● **WHAT THIS TASK INVOLVES**: Transcribe the listing in full, excluding any pictures.

[Start SUPPLIED RECORDS]

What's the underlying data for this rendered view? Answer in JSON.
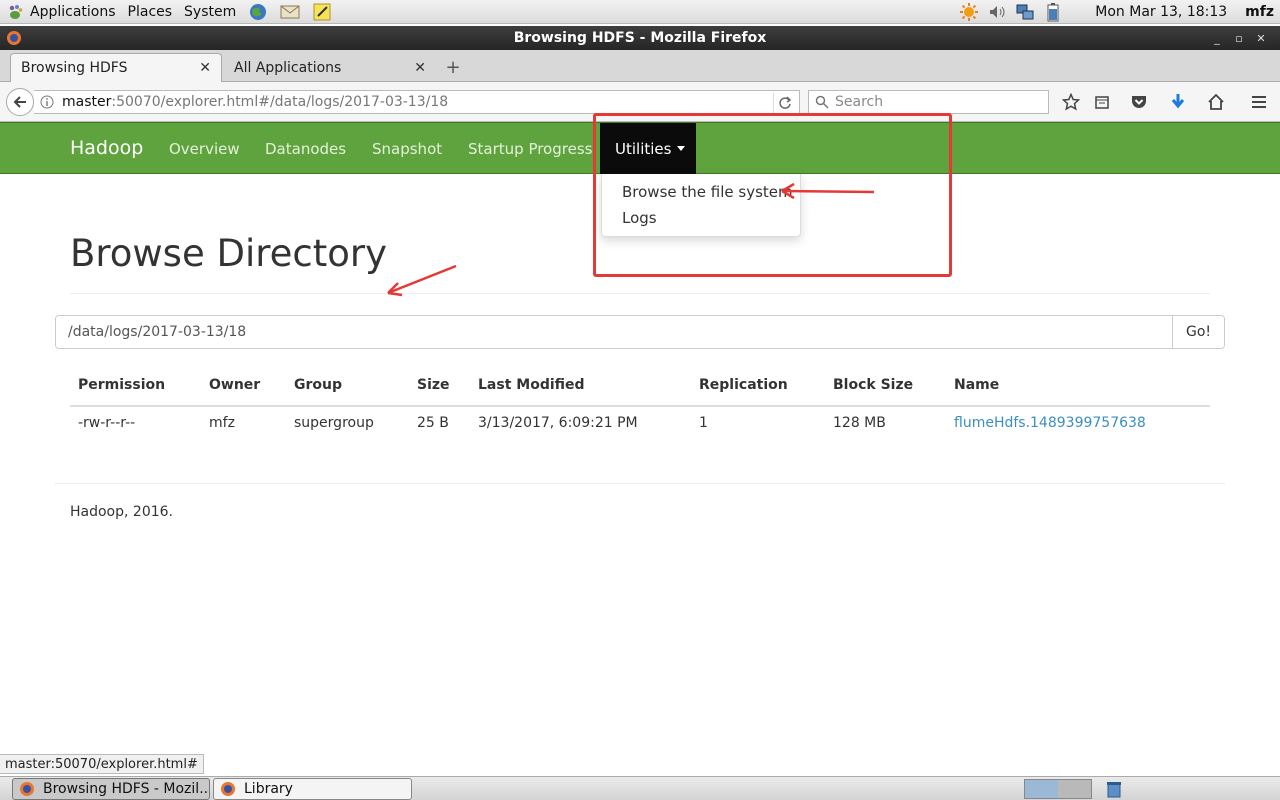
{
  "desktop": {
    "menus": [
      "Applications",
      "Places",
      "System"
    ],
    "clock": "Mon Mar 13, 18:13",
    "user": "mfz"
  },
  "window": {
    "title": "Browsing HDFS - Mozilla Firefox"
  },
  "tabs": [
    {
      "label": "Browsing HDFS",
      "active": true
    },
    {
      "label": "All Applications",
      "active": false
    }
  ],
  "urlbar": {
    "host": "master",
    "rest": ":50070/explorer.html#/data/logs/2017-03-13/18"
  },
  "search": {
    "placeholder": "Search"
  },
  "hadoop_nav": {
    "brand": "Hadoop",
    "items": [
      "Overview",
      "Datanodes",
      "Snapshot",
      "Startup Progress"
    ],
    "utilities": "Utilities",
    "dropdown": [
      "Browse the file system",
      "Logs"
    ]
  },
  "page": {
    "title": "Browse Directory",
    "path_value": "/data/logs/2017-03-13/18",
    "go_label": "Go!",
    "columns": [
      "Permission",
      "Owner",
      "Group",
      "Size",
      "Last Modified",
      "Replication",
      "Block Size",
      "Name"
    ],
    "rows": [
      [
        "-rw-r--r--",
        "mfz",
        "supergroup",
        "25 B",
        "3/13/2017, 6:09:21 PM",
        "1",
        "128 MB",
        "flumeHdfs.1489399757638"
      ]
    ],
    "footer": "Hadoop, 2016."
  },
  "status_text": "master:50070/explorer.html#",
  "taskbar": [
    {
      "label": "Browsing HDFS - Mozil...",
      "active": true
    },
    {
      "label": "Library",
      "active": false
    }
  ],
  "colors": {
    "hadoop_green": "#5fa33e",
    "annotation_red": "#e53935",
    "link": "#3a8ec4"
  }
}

[End SUPPLIED RECORDS]

● **REPLY TO THE EXERCISE**:
What's the underlying data for this rendered view? Answer in JSON.
{
  "desktop": {
    "menus": [
      "Applications",
      "Places",
      "System"
    ],
    "clock": "Mon Mar 13, 18:13",
    "user": "mfz"
  },
  "window": {
    "title": "Browsing HDFS - Mozilla Firefox"
  },
  "tabs": [
    {
      "label": "Browsing HDFS",
      "active": true
    },
    {
      "label": "All Applications",
      "active": false
    }
  ],
  "urlbar": {
    "host": "master",
    "rest": ":50070/explorer.html#/data/logs/2017-03-13/18"
  },
  "search": {
    "placeholder": "Search"
  },
  "hadoop_nav": {
    "brand": "Hadoop",
    "items": [
      "Overview",
      "Datanodes",
      "Snapshot",
      "Startup Progress"
    ],
    "utilities": "Utilities",
    "dropdown": [
      "Browse the file system",
      "Logs"
    ]
  },
  "page": {
    "title": "Browse Directory",
    "path_value": "/data/logs/2017-03-13/18",
    "go_label": "Go!",
    "columns": [
      "Permission",
      "Owner",
      "Group",
      "Size",
      "Last Modified",
      "Replication",
      "Block Size",
      "Name"
    ],
    "rows": [
      [
        "-rw-r--r--",
        "mfz",
        "supergroup",
        "25 B",
        "3/13/2017, 6:09:21 PM",
        "1",
        "128 MB",
        "flumeHdfs.1489399757638"
      ]
    ],
    "footer": "Hadoop, 2016."
  },
  "status_text": "master:50070/explorer.html#",
  "taskbar": [
    {
      "label": "Browsing HDFS - Mozil...",
      "active": true
    },
    {
      "label": "Library",
      "active": false
    }
  ],
  "colors": {
    "hadoop_green": "#5fa33e",
    "annotation_red": "#e53935",
    "link": "#3a8ec4"
  }
}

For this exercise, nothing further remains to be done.